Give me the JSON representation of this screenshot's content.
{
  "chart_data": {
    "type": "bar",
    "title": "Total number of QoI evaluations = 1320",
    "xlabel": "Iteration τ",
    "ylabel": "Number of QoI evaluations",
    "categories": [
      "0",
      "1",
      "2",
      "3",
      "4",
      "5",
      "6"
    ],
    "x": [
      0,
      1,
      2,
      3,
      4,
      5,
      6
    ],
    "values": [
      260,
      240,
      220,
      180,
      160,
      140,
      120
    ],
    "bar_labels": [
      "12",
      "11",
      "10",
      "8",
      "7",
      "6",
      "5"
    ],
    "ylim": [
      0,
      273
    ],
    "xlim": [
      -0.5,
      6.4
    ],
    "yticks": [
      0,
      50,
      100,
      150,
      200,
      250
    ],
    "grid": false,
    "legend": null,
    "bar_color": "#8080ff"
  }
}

*****

**Work to do:** Collect each line above holding the string "evaluations".

**Full solution:**
    "title": "Total number of QoI evaluations = 1320",
    "ylabel": "Number of QoI evaluations",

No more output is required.